**Given task:**
Swap "required-mark" for "required-asterisk" in the material from its first line through the line containing "sidebar-item-preliminary-request[interactable]: טופס פתיחת", and return those lines with nothing else changed.

(Rows from a dataset)
(begin)

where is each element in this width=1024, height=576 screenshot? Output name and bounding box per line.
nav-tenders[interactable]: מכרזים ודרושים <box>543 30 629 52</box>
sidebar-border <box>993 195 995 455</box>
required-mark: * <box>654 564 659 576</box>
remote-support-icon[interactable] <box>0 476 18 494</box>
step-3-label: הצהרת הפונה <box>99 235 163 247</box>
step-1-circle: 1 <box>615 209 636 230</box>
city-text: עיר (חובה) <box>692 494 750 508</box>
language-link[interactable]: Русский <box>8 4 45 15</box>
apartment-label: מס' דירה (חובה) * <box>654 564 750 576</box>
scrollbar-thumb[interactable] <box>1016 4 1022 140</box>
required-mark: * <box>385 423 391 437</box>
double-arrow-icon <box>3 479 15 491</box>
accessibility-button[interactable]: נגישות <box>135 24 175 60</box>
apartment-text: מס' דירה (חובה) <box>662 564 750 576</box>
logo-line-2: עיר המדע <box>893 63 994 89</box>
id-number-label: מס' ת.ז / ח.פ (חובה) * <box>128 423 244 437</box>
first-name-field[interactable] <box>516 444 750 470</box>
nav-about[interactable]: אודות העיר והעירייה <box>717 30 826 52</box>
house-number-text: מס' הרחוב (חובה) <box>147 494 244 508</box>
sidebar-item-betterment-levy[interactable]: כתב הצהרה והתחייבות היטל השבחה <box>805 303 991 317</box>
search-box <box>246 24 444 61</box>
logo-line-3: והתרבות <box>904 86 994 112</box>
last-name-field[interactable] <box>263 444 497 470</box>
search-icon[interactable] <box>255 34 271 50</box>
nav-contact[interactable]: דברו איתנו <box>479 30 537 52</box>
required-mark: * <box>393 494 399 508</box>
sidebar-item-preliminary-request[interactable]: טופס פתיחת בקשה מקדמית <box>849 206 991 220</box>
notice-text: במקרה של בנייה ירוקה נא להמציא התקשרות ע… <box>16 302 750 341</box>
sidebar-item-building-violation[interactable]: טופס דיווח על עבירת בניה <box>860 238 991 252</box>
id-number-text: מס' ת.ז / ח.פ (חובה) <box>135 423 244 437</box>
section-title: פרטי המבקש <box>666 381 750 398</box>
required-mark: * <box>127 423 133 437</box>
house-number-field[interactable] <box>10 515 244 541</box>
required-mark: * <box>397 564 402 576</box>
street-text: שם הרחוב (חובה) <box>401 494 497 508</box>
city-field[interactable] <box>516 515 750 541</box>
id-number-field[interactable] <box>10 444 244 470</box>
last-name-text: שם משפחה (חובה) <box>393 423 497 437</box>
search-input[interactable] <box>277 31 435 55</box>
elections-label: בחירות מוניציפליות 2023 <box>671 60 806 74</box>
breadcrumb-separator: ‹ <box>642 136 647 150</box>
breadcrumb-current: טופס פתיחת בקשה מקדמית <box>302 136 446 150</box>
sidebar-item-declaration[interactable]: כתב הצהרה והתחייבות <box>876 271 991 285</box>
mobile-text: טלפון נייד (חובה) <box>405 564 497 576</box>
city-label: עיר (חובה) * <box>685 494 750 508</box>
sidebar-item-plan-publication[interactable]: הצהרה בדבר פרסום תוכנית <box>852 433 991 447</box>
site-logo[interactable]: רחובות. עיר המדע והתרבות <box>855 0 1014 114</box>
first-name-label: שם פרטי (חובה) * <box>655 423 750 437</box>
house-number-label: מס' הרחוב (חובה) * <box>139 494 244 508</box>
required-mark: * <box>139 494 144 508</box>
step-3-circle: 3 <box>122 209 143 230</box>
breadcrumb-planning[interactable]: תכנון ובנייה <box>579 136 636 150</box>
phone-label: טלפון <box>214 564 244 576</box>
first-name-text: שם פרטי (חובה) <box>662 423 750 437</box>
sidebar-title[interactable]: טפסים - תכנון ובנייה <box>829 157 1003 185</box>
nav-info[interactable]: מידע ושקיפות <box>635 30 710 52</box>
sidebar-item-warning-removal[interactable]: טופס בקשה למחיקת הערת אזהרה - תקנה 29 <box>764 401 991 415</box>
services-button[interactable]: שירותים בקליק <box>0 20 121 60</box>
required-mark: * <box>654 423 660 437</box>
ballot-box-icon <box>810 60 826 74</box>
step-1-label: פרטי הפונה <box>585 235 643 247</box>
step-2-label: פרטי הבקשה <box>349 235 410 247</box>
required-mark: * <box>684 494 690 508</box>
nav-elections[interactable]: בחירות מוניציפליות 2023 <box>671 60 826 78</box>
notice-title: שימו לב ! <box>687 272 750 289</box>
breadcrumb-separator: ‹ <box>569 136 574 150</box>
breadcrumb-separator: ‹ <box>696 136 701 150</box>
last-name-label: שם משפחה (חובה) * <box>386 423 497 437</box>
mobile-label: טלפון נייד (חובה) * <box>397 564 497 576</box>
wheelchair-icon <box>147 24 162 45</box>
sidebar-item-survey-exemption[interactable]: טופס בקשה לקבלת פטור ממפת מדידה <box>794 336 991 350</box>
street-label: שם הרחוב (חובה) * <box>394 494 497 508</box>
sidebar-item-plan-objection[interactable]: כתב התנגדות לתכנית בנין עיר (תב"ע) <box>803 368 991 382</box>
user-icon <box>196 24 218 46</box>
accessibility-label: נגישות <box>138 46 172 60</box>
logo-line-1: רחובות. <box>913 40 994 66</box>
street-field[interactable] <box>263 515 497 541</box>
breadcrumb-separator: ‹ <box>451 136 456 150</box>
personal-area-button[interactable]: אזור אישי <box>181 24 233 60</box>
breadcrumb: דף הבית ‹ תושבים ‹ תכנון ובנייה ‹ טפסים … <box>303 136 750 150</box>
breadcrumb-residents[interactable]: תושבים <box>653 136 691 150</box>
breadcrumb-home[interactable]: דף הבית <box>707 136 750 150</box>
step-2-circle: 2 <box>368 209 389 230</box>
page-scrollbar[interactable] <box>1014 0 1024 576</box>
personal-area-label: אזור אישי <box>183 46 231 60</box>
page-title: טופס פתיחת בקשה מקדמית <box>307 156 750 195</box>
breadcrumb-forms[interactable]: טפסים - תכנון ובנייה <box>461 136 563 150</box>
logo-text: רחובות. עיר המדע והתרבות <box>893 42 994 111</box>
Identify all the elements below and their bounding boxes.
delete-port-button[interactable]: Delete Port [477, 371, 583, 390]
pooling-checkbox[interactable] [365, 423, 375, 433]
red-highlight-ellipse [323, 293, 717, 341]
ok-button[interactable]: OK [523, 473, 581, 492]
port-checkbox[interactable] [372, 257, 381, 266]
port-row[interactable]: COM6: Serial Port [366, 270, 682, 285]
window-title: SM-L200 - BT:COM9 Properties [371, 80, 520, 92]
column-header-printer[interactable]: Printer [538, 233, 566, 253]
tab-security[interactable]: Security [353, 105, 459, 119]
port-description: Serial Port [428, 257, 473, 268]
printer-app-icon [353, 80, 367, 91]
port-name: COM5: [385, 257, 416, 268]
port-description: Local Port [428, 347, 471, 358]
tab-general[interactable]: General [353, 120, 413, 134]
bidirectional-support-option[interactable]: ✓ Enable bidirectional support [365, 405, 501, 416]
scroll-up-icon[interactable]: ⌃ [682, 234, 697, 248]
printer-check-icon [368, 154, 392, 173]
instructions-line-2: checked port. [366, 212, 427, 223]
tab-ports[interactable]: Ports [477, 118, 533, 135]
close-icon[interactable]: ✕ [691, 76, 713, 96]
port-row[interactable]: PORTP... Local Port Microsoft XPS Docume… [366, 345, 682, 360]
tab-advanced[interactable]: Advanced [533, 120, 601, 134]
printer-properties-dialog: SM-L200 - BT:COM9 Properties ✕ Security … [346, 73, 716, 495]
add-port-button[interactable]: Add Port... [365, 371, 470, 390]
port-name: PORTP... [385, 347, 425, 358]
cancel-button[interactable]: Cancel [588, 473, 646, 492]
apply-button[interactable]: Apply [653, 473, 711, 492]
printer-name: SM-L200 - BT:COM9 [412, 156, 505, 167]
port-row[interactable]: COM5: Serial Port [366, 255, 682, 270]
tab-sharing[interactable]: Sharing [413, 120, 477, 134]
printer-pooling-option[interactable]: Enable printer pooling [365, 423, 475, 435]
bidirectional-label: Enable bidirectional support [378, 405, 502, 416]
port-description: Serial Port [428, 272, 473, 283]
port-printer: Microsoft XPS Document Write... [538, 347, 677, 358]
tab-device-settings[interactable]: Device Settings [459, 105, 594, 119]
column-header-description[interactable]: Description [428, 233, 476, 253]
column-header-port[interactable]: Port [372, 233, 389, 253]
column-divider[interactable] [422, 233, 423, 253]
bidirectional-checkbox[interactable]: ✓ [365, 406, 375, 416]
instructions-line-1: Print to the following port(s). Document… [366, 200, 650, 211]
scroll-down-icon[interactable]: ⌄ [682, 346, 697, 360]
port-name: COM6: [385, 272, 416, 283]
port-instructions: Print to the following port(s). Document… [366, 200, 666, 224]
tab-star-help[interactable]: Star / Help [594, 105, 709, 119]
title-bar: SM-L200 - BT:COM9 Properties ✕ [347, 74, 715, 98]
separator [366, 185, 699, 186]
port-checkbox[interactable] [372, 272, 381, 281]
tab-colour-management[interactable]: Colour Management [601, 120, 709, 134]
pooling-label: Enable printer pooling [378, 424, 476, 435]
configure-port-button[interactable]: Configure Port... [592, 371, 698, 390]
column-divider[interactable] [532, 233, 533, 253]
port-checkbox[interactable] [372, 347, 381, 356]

(end)

**Correct response:**
where is each element in this width=1024, height=576 screenshot? Output name and bounding box per line.
nav-tenders[interactable]: מכרזים ודרושים <box>543 30 629 52</box>
sidebar-border <box>993 195 995 455</box>
required-asterisk: * <box>654 564 659 576</box>
remote-support-icon[interactable] <box>0 476 18 494</box>
step-3-label: הצהרת הפונה <box>99 235 163 247</box>
step-1-circle: 1 <box>615 209 636 230</box>
city-text: עיר (חובה) <box>692 494 750 508</box>
language-link[interactable]: Русский <box>8 4 45 15</box>
apartment-label: מס' דירה (חובה) * <box>654 564 750 576</box>
scrollbar-thumb[interactable] <box>1016 4 1022 140</box>
required-asterisk: * <box>385 423 391 437</box>
double-arrow-icon <box>3 479 15 491</box>
accessibility-button[interactable]: נגישות <box>135 24 175 60</box>
apartment-text: מס' דירה (חובה) <box>662 564 750 576</box>
logo-line-2: עיר המדע <box>893 63 994 89</box>
id-number-label: מס' ת.ז / ח.פ (חובה) * <box>128 423 244 437</box>
first-name-field[interactable] <box>516 444 750 470</box>
nav-about[interactable]: אודות העיר והעירייה <box>717 30 826 52</box>
house-number-text: מס' הרחוב (חובה) <box>147 494 244 508</box>
sidebar-item-betterment-levy[interactable]: כתב הצהרה והתחייבות היטל השבחה <box>805 303 991 317</box>
search-box <box>246 24 444 61</box>
logo-line-3: והתרבות <box>904 86 994 112</box>
last-name-field[interactable] <box>263 444 497 470</box>
search-icon[interactable] <box>255 34 271 50</box>
nav-contact[interactable]: דברו איתנו <box>479 30 537 52</box>
required-asterisk: * <box>393 494 399 508</box>
sidebar-item-preliminary-request[interactable]: טופס פתיחת בקשה מקדמית <box>849 206 991 220</box>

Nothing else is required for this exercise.